* **Extrait du texte**
################
Début 2017, Din a débuté un traitement à la clinique de Médecins Sans Frontières (MSF) à Phnom Penh, la seule structure au Cambodge qui fournit gratuitement des traitements contre le VHC. En mai, on lui a annoncé la nouvelle qu'il attendait depuis près de 20 ans : son traitement a réussi, il est guéri.
Din a reçu du sofosbuvir et du daclatasvir, deux nouveaux antiviraux à action directe (AAD) administrés en comprimé uniquement. Comparés aux anciens médicaments, ils sont plus simples à prendre et ont moins d’effets indésirables. Avec un taux de guérison de 95%, ils sont aussi très efficaces. Les équipes médicales de MSF montrent que des approches simplifiées pour le diagnostic et le traitement du VHC peuvent offrir aux patients l'aide nécessaire pour mener à bien leur traitement. Pour autant, MSF n’atteint qu’une partie des personnes qui en ont besoin. Dans le monde, moins de 5% des malades qui pourraient bénéficier des AAD en ont reçu. Ces médicaments ont en effet un sérieux inconvénient : leur prix.
################
(Données de compréhension de documents)
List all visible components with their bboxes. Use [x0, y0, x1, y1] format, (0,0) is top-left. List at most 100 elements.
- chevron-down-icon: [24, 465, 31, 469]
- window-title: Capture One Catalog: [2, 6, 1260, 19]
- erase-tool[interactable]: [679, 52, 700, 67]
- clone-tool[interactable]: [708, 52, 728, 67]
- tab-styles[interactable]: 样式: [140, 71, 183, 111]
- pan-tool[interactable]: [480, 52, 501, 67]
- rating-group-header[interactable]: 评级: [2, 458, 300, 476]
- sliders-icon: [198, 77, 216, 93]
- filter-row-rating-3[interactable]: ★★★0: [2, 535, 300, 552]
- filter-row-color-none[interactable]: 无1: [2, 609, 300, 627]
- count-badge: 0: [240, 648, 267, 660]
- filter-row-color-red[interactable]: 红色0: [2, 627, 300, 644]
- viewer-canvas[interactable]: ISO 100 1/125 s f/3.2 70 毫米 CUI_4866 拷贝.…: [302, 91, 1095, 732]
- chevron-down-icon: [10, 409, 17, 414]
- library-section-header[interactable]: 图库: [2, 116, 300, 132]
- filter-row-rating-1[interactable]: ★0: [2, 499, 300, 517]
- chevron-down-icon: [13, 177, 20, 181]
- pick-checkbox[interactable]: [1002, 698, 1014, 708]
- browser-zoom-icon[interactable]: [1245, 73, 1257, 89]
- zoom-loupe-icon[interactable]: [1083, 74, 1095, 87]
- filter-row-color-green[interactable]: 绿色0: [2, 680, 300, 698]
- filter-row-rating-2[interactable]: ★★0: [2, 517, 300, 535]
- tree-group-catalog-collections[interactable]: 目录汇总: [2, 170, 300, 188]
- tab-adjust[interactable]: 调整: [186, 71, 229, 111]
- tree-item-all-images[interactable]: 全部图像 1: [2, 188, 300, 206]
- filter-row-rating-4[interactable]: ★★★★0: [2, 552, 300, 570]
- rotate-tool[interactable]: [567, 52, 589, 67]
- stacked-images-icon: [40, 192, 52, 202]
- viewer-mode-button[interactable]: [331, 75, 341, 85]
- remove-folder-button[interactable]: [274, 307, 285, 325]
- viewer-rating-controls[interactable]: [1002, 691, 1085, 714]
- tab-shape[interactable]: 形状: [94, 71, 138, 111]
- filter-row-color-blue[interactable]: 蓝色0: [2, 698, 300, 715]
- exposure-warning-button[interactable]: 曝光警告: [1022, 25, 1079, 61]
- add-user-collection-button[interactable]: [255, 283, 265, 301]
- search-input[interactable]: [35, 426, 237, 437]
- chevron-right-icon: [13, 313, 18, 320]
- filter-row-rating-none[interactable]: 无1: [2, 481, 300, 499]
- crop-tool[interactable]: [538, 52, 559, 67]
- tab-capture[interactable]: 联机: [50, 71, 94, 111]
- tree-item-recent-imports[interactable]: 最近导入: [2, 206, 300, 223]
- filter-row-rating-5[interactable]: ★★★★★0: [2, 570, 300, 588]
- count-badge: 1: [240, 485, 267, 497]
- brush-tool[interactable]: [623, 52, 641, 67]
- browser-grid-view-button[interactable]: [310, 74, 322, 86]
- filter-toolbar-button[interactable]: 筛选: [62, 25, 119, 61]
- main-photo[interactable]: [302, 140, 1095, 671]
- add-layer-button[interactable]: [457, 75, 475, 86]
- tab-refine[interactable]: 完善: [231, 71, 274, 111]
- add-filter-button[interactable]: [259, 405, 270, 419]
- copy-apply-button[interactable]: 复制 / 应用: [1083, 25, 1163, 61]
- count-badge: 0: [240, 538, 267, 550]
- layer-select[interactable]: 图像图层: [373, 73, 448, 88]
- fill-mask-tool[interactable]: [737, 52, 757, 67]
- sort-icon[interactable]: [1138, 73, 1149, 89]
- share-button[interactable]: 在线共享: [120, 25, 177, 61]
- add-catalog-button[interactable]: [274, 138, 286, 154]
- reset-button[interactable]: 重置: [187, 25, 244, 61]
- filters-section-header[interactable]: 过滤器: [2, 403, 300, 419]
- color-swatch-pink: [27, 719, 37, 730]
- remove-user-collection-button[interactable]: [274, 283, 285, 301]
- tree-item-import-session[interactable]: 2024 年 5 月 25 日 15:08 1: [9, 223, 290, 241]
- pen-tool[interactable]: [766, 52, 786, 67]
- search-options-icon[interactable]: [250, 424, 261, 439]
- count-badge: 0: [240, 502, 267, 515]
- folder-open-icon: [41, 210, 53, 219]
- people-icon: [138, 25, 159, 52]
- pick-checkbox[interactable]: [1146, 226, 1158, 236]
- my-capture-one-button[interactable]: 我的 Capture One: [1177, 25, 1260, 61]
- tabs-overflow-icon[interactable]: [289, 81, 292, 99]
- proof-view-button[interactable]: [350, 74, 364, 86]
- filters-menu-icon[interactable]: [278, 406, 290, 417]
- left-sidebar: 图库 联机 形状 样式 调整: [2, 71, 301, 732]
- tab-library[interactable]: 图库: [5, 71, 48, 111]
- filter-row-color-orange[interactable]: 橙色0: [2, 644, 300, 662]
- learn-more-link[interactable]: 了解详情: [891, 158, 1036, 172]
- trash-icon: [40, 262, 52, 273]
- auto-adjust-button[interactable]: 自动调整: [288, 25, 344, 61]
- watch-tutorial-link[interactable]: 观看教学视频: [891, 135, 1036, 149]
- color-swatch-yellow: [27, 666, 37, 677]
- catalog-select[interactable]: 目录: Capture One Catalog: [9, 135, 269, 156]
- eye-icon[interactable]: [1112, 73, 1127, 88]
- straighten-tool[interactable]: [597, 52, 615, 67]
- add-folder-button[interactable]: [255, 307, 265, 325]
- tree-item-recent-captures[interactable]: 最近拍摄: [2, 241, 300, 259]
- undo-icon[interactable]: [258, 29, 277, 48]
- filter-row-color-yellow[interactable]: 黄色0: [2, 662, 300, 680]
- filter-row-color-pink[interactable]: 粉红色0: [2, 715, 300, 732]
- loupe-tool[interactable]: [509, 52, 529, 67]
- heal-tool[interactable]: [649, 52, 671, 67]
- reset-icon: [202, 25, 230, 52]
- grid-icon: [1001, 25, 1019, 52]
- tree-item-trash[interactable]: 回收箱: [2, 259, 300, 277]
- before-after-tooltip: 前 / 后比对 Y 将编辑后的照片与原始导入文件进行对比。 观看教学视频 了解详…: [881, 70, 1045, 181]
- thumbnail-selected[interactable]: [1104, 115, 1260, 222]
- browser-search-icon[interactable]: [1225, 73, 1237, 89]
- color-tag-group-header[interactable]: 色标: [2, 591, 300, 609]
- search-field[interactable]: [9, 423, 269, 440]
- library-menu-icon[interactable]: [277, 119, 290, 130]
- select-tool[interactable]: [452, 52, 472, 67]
################
* **Consignes**
Indiquez, s'il vous plaît, si chacun des énoncés suivants concorde avec l'extrait sur le traitement du VHC, en répondant par oui ou par non et en citant exactement les mots décisifs du texte.
1. La clinique de MSF à Phnom Penh est la seule structure au Cambodge à fournir gratuitement des traitements contre le VHC.
2. Les nouveaux antiviraux à action directe ont plus d'effets indésirables que les anciens médicaments.
3. Plus de la moitié des malades qui pourraient bénéficier des AAD en ont reçu.

* **Votre réponse**
1. Oui : « la seule structure au Cambodge qui fournit gratuitement des traitements contre le VHC »
2. Non : « ont moins d’effets indésirables »
3. Non : « moins de 5% des malades qui pourraient bénéficier des AAD en ont reçu »